## INSTRUCTIONS TO FOLLOW
Copy, from the entries below, each line where the word "Year" can be found.

## MATERIALS PROVIDED
****************************************

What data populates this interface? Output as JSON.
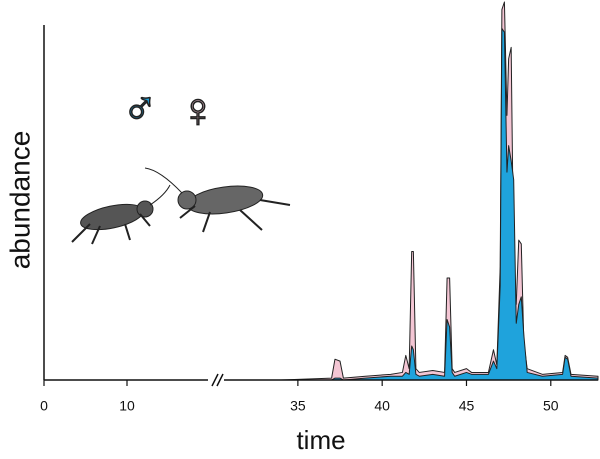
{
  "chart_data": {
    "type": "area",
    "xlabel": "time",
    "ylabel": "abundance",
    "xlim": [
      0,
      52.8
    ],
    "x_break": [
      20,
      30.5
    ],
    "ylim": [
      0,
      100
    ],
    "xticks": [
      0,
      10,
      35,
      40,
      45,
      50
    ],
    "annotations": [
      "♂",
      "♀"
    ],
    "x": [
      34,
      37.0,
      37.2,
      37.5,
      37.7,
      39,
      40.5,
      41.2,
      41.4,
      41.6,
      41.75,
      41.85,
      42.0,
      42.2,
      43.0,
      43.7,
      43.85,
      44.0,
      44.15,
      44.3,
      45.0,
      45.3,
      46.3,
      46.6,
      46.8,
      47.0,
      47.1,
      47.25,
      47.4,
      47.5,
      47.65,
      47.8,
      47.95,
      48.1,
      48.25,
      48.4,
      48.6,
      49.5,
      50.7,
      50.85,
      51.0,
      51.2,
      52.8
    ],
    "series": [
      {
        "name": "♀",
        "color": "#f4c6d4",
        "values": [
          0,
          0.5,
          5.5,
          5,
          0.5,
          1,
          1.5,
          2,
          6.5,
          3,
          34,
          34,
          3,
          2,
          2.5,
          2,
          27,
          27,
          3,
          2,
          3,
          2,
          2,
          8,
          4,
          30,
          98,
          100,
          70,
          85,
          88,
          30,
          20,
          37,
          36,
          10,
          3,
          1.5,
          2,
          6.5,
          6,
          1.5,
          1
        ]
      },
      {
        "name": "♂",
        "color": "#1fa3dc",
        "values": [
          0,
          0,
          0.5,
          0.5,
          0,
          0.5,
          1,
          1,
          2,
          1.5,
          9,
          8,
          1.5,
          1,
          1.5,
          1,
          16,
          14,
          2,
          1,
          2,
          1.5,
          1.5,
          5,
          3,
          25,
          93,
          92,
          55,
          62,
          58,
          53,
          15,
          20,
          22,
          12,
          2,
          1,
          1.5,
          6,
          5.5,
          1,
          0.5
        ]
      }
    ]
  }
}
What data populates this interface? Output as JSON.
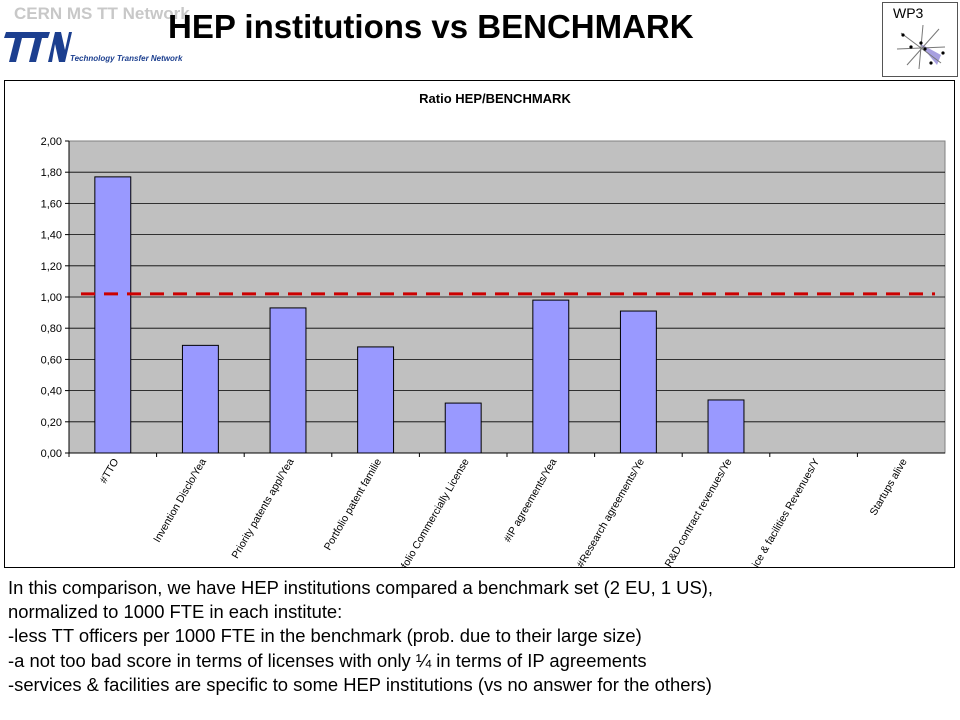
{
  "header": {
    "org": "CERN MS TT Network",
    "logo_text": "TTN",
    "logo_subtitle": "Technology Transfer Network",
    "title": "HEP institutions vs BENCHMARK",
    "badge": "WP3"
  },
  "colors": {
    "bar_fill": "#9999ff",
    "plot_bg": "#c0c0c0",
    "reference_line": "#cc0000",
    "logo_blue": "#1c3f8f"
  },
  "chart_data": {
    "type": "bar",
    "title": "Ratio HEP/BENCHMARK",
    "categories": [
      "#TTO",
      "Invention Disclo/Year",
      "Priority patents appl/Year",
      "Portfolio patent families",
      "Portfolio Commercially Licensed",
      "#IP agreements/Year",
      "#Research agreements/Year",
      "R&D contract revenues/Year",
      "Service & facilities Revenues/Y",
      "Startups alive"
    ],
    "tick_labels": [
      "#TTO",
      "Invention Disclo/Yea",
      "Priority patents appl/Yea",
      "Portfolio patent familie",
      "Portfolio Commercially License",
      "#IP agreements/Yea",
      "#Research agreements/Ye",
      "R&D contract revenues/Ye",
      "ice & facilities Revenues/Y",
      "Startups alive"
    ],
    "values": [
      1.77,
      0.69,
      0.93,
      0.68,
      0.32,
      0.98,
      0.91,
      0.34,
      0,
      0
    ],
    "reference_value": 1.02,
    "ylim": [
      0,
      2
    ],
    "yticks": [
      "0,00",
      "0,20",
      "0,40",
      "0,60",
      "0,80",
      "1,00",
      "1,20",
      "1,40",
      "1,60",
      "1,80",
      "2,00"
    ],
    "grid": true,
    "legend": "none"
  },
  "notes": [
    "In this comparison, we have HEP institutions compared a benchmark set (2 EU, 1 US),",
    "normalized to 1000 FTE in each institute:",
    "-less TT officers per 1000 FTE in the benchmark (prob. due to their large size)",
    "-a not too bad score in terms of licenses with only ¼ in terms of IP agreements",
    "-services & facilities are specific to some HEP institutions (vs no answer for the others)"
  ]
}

****************************************

## RESULT OF THE TASK
      "Invention Disclo/Year",
      "Priority patents appl/Year",
      "#IP agreements/Year",
      "#Research agreements/Year",
      "R&D contract revenues/Year",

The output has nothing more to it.